#### EXERCISE BRIEF:
Without including the pictures, copy out every line below.
--- START DATA FOR THIS EXERCISE ---
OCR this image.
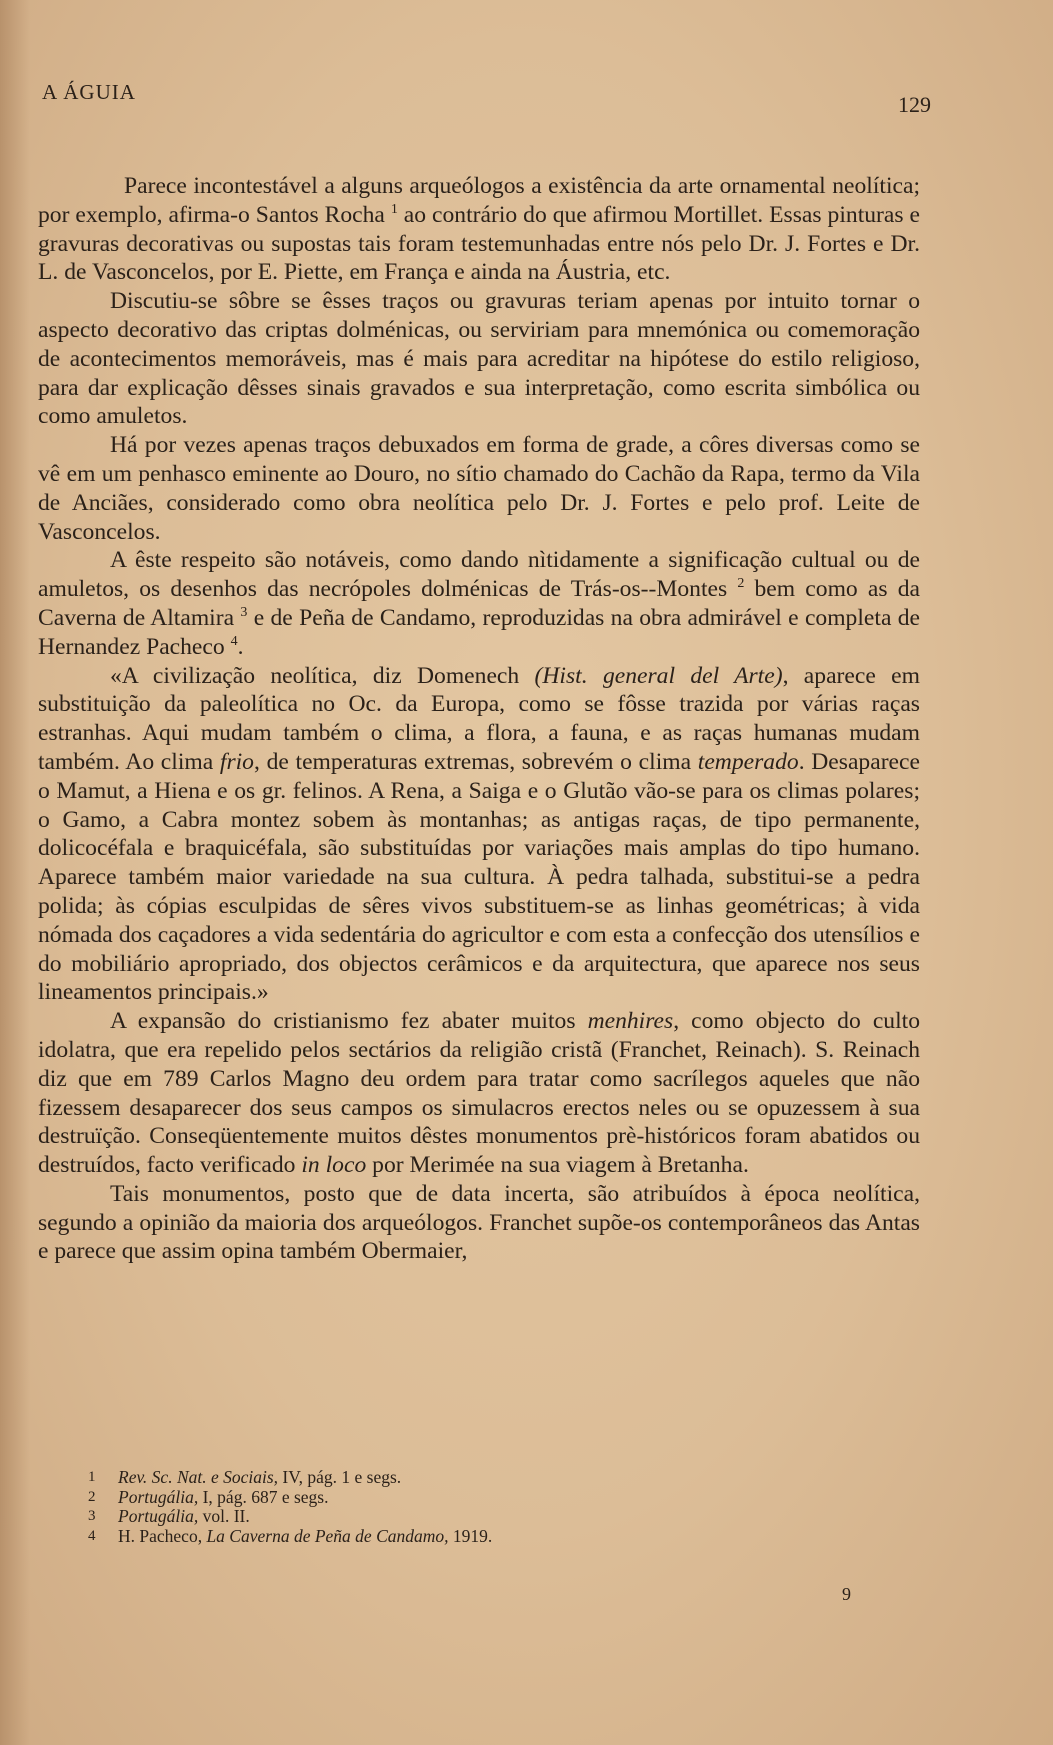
A ÁGUIA	129

Parece incontestável a alguns arqueólogos a existência da arte ornamental neolítica; por exemplo, afirma-o Santos Rocha $^1$ ao contrário do que afirmou Mortillet. Essas pinturas e gravuras decorativas ou supostas tais foram testemunhadas entre nós pelo Dr. J. Fortes e Dr. L. de Vasconcelos, por E. Piette, em França e ainda na Áustria, etc.

Discutiu-se sôbre se êsses traços ou gravuras teriam apenas por intuito tornar o aspecto decorativo das criptas dolménicas, ou serviriam para mnemónica ou comemoração de acontecimentos memoráveis, mas é mais para acreditar na hipótese do estilo religioso, para dar explicação dêsses sinais gravados e sua interpretação, como escrita simbólica ou como amuletos.

Há por vezes apenas traços debuxados em forma de grade, a côres diversas como se vê em um penhasco eminente ao Douro, no sítio chamado do Cachão da Rapa, termo da Vila de Anciães, considerado como obra neolítica pelo Dr. J. Fortes e pelo prof. Leite de Vasconcelos.

A êste respeito são notáveis, como dando nìtidamente a significação cultual ou de amuletos, os desenhos das necrópoles dolménicas de Trás-os--Montes $^2$ bem como as da Caverna de Altamira $^3$ e de Peña de Candamo, reproduzidas na obra admirável e completa de Hernandez Pacheco $^4$.

«A civilização neolítica, diz Domenech (Hist. general del Arte), aparece em substituição da paleolítica no Oc. da Europa, como se fôsse trazida por várias raças estranhas. Aqui mudam também o clima, a flora, a fauna, e as raças humanas mudam também. Ao clima frio, de temperaturas extremas, sobrevém o clima temperado. Desaparece o Mamut, a Hiena e os gr. felinos. A Rena, a Saiga e o Glutão vão-se para os climas polares; o Gamo, a Cabra montez sobem às montanhas; as antigas raças, de tipo permanente, dolicocéfala e braquicéfala, são substituídas por variações mais amplas do tipo humano. Aparece também maior variedade na sua cultura. À pedra talhada, substitui-se a pedra polida; às cópias esculpidas de sêres vivos substituem-se as linhas geométricas; à vida nómada dos caçadores a vida sedentária do agricultor e com esta a confecção dos utensílios e do mobiliário apropriado, dos objectos cerâmicos e da arquitectura, que aparece nos seus lineamentos principais.»

A expansão do cristianismo fez abater muitos menhires, como objecto do culto idolatra, que era repelido pelos sectários da religião cristã (Franchet, Reinach). S. Reinach diz que em 789 Carlos Magno deu ordem para tratar como sacrílegos aqueles que não fizessem desaparecer dos seus campos os simulacros erectos neles ou se opuzessem à sua destruïção. Conseqüentemente muitos dêstes monumentos prè-históricos foram abatidos ou destruídos, facto verificado in loco por Merimée na sua viagem à Bretanha.

Tais monumentos, posto que de data incerta, são atribuídos à época neolítica, segundo a opinião da maioria dos arqueólogos. Franchet supõe-os contemporâneos das Antas e parece que assim opina também Obermaier,

1	Rev. Sc. Nat. e Sociais, IV, pág. 1 e segs.
2	Portugália, I, pág. 687 e segs.
3	Portugália, vol. II.
4	H. Pacheco, La Caverna de Peña de Candamo, 1919.
9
--- END DATA FOR THIS EXERCISE ---
#### TASK OUTPUT:
OCR this image.
A ÁGUIA	129

Parece incontestável a alguns arqueólogos a existência da arte ornamental neolítica; por exemplo, afirma-o Santos Rocha $^1$ ao contrário do que afirmou Mortillet. Essas pinturas e gravuras decorativas ou supostas tais foram testemunhadas entre nós pelo Dr. J. Fortes e Dr. L. de Vasconcelos, por E. Piette, em França e ainda na Áustria, etc.

Discutiu-se sôbre se êsses traços ou gravuras teriam apenas por intuito tornar o aspecto decorativo das criptas dolménicas, ou serviriam para mnemónica ou comemoração de acontecimentos memoráveis, mas é mais para acreditar na hipótese do estilo religioso, para dar explicação dêsses sinais gravados e sua interpretação, como escrita simbólica ou como amuletos.

Há por vezes apenas traços debuxados em forma de grade, a côres diversas como se vê em um penhasco eminente ao Douro, no sítio chamado do Cachão da Rapa, termo da Vila de Anciães, considerado como obra neolítica pelo Dr. J. Fortes e pelo prof. Leite de Vasconcelos.

A êste respeito são notáveis, como dando nìtidamente a significação cultual ou de amuletos, os desenhos das necrópoles dolménicas de Trás-os--Montes $^2$ bem como as da Caverna de Altamira $^3$ e de Peña de Candamo, reproduzidas na obra admirável e completa de Hernandez Pacheco $^4$.

«A civilização neolítica, diz Domenech (Hist. general del Arte), aparece em substituição da paleolítica no Oc. da Europa, como se fôsse trazida por várias raças estranhas. Aqui mudam também o clima, a flora, a fauna, e as raças humanas mudam também. Ao clima frio, de temperaturas extremas, sobrevém o clima temperado. Desaparece o Mamut, a Hiena e os gr. felinos. A Rena, a Saiga e o Glutão vão-se para os climas polares; o Gamo, a Cabra montez sobem às montanhas; as antigas raças, de tipo permanente, dolicocéfala e braquicéfala, são substituídas por variações mais amplas do tipo humano. Aparece também maior variedade na sua cultura. À pedra talhada, substitui-se a pedra polida; às cópias esculpidas de sêres vivos substituem-se as linhas geométricas; à vida nómada dos caçadores a vida sedentária do agricultor e com esta a confecção dos utensílios e do mobiliário apropriado, dos objectos cerâmicos e da arquitectura, que aparece nos seus lineamentos principais.»

A expansão do cristianismo fez abater muitos menhires, como objecto do culto idolatra, que era repelido pelos sectários da religião cristã (Franchet, Reinach). S. Reinach diz que em 789 Carlos Magno deu ordem para tratar como sacrílegos aqueles que não fizessem desaparecer dos seus campos os simulacros erectos neles ou se opuzessem à sua destruïção. Conseqüentemente muitos dêstes monumentos prè-históricos foram abatidos ou destruídos, facto verificado in loco por Merimée na sua viagem à Bretanha.

Tais monumentos, posto que de data incerta, são atribuídos à época neolítica, segundo a opinião da maioria dos arqueólogos. Franchet supõe-os contemporâneos das Antas e parece que assim opina também Obermaier,

1	Rev. Sc. Nat. e Sociais, IV, pág. 1 e segs.
2	Portugália, I, pág. 687 e segs.
3	Portugália, vol. II.
4	H. Pacheco, La Caverna de Peña de Candamo, 1919.
9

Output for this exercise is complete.